═════ TASK INPUT

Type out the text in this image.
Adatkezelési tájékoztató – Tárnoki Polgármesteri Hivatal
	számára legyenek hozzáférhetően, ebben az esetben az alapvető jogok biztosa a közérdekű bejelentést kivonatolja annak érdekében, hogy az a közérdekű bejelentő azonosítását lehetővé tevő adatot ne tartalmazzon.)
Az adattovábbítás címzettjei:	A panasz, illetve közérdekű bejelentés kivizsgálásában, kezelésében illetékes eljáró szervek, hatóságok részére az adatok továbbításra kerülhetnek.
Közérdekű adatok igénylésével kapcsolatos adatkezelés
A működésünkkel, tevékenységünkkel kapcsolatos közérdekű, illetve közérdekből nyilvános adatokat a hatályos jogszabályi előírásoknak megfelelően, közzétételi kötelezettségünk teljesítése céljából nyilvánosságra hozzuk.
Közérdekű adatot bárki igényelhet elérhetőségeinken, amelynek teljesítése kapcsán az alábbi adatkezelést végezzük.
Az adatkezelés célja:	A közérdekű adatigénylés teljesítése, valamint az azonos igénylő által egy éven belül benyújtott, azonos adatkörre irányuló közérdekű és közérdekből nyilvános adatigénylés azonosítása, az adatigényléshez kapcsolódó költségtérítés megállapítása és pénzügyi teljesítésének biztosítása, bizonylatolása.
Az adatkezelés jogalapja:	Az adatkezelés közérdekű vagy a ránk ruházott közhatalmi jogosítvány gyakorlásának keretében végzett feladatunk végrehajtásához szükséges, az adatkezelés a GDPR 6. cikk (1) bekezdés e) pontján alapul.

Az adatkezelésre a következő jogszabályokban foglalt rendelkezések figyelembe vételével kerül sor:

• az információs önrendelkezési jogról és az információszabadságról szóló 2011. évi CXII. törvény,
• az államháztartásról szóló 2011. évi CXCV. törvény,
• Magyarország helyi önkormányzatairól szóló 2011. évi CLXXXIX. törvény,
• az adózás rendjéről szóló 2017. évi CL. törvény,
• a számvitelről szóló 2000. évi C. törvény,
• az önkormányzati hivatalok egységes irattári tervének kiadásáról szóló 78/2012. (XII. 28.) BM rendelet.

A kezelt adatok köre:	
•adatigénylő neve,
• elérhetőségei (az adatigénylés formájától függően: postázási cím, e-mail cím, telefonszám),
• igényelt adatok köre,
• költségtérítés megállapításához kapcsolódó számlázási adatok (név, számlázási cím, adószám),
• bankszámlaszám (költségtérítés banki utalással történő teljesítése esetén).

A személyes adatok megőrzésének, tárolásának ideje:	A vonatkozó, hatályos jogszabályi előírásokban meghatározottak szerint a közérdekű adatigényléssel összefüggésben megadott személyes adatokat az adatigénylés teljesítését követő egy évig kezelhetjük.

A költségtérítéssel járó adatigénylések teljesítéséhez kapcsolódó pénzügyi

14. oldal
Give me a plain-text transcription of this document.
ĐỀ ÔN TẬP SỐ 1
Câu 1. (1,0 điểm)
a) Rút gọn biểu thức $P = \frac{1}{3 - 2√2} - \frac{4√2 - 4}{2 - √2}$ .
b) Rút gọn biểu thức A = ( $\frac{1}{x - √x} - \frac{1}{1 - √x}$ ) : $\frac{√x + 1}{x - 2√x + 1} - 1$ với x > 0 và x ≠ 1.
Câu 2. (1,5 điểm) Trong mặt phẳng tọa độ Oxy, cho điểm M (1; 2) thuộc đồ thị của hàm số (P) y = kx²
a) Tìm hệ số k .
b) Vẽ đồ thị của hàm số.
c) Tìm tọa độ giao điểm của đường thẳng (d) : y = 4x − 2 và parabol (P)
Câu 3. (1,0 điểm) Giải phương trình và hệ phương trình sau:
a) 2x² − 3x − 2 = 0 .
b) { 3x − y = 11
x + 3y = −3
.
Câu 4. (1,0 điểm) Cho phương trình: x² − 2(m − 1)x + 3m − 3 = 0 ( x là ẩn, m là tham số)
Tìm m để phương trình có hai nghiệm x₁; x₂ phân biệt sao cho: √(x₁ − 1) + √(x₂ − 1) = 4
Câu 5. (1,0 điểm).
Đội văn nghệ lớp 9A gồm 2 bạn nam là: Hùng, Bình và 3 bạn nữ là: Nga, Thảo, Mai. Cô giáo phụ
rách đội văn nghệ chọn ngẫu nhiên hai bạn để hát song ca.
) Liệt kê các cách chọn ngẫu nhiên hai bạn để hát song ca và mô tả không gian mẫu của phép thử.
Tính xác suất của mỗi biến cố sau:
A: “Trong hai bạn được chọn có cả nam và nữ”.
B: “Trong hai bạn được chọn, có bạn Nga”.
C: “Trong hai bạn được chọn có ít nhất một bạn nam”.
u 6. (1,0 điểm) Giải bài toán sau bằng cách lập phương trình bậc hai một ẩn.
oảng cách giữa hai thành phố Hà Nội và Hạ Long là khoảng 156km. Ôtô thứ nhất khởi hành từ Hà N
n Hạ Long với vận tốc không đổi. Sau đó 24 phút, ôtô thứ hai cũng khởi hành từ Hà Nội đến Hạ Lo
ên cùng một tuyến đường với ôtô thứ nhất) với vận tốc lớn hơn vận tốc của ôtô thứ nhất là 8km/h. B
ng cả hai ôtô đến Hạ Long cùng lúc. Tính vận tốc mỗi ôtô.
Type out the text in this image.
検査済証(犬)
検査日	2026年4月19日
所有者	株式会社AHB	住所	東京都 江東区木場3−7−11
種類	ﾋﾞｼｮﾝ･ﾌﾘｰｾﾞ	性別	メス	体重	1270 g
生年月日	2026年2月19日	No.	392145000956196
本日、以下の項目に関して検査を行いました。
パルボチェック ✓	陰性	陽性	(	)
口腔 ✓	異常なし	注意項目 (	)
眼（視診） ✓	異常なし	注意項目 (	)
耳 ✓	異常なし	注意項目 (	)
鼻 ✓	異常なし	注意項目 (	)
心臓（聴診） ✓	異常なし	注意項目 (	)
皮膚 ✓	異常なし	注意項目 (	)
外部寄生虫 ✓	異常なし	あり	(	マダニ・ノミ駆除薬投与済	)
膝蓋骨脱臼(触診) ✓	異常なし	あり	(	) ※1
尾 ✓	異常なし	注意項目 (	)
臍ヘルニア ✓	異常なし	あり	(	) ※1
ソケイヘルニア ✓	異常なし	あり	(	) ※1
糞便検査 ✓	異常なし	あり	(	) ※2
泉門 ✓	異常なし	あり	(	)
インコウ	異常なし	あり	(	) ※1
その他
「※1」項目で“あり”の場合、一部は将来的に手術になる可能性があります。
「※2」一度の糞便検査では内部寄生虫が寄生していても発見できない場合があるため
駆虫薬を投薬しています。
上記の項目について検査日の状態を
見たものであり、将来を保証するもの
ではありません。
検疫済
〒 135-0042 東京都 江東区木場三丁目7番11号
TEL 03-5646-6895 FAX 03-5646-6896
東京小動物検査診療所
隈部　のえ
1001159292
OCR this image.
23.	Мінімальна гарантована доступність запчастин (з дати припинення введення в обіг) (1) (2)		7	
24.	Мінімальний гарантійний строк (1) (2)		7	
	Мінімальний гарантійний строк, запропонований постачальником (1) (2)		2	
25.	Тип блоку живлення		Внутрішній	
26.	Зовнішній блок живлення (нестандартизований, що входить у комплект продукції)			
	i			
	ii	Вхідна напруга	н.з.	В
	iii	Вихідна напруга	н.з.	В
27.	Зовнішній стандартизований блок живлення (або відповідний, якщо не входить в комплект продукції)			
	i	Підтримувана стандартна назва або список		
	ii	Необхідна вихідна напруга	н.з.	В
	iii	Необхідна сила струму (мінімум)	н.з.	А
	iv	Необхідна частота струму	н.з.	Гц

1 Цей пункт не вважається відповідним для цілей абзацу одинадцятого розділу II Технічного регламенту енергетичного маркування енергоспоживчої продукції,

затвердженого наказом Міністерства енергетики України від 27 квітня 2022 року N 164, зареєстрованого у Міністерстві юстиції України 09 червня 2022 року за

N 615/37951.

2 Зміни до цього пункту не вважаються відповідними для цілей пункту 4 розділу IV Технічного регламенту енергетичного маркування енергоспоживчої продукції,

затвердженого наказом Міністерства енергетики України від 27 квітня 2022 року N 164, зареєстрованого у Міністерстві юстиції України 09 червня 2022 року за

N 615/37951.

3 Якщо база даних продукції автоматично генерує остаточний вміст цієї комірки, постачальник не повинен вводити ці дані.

══════════

=== WHAT YOU ARE ASKED TO DO ===
Which lines contain the word "Tính"? Return each of them.

=== REPLY TO THE EXERCISE ===
Tính xác suất của mỗi biến cố sau:
ng cả hai ôtô đến Hạ Long cùng lúc. Tính vận tốc mỗi ôtô.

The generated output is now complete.